== TASK TO CARRY OUT ==
Locate each line holding the string "Variant" and copy it.

== PROVIDED MATERIAL ==
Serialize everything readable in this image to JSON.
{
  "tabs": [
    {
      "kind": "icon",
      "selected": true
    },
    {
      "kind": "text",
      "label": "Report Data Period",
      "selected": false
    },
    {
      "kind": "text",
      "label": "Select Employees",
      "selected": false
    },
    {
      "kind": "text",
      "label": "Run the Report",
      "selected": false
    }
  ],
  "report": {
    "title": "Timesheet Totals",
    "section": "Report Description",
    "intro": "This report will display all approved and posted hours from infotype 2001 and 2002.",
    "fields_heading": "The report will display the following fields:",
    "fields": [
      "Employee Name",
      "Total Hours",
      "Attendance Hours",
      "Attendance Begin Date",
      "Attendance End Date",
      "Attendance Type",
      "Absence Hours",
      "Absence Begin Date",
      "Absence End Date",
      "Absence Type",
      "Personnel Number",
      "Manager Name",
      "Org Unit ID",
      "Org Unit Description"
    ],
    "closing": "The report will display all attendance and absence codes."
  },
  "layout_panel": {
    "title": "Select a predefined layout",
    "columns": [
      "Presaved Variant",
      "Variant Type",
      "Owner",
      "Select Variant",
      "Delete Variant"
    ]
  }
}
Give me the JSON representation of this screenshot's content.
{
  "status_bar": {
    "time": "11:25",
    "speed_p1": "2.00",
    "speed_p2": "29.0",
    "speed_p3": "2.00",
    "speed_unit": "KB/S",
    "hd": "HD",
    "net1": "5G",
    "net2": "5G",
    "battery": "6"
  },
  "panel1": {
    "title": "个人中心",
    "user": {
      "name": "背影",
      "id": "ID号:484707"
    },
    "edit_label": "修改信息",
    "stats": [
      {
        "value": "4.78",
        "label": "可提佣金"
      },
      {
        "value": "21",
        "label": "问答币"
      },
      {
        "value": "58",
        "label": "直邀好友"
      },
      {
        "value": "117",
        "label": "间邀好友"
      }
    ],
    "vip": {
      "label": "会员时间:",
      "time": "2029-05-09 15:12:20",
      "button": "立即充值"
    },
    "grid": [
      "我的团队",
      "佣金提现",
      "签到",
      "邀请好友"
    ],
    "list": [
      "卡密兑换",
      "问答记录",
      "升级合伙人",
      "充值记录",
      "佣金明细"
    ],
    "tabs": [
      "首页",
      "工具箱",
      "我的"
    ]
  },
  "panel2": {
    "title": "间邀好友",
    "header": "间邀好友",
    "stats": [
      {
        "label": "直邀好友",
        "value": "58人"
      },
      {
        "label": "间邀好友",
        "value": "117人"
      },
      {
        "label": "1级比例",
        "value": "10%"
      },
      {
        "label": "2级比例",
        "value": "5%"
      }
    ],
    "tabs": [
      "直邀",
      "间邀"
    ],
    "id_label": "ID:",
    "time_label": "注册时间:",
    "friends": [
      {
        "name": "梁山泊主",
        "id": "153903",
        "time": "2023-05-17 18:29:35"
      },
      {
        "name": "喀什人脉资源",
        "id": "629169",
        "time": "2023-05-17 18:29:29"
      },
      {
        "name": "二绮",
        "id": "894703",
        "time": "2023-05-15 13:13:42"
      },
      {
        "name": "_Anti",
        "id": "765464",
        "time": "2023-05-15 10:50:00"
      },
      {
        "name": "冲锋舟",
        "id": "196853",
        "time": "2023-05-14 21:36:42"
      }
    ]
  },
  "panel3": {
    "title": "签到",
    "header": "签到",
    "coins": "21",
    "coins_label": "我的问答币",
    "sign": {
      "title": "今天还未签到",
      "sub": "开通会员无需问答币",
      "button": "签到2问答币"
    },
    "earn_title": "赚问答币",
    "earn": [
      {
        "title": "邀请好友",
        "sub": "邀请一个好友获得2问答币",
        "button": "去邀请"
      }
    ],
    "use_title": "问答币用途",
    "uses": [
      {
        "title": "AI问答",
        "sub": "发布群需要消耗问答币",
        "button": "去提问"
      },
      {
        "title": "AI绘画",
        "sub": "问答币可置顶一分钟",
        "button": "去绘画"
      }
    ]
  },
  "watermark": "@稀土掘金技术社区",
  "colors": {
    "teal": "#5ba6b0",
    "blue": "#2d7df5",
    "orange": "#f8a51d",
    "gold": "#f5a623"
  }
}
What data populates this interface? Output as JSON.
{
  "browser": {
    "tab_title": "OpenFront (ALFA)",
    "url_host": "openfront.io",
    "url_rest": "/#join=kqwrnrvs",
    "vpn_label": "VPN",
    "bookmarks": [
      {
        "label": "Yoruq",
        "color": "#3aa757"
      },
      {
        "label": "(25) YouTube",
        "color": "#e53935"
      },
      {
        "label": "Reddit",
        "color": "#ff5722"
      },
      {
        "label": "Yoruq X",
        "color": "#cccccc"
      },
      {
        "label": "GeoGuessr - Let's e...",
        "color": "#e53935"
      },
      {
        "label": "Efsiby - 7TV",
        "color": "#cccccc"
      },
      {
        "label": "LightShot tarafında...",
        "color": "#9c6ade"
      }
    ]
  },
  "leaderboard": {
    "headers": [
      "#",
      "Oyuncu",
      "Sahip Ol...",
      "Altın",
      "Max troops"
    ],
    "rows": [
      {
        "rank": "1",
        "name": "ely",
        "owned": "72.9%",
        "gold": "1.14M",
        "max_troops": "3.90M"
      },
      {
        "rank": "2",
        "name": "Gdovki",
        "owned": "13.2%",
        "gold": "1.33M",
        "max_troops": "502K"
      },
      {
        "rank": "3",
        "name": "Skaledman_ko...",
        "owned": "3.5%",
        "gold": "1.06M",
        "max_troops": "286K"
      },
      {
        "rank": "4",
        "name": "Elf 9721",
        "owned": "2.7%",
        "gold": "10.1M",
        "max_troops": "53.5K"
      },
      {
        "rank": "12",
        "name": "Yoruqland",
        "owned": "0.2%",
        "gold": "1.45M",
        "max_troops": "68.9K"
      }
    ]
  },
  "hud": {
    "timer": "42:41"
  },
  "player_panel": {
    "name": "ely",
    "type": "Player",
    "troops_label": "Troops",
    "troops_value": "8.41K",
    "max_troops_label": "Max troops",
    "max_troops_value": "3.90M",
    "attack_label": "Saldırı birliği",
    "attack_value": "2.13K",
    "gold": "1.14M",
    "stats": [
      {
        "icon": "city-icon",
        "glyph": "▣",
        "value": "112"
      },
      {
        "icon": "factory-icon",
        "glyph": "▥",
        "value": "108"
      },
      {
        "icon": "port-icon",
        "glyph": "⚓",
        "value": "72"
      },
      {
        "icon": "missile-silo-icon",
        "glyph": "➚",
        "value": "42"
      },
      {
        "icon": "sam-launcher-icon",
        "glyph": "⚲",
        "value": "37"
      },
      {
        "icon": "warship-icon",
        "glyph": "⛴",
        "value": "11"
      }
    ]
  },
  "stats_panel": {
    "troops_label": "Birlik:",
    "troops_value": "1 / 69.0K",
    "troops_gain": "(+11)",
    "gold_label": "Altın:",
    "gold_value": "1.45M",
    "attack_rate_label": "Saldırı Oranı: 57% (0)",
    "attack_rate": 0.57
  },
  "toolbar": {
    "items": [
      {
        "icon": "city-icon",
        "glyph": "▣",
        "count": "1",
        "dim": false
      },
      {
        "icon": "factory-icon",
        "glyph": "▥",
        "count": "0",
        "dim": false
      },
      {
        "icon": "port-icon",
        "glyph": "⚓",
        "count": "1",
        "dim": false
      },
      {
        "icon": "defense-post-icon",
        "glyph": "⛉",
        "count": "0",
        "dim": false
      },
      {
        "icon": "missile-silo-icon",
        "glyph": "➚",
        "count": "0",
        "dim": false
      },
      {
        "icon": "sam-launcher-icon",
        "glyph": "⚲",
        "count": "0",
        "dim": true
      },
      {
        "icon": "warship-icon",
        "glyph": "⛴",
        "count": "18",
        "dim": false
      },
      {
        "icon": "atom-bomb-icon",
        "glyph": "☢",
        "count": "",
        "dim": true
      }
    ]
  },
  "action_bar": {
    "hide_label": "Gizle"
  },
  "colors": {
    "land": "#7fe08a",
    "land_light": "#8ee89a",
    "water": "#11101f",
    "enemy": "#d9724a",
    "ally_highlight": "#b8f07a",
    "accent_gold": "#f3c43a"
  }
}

== RESPONSE TO THIS TASK ==
      "Presaved Variant",
      "Variant Type",
      "Select Variant",
      "Delete Variant"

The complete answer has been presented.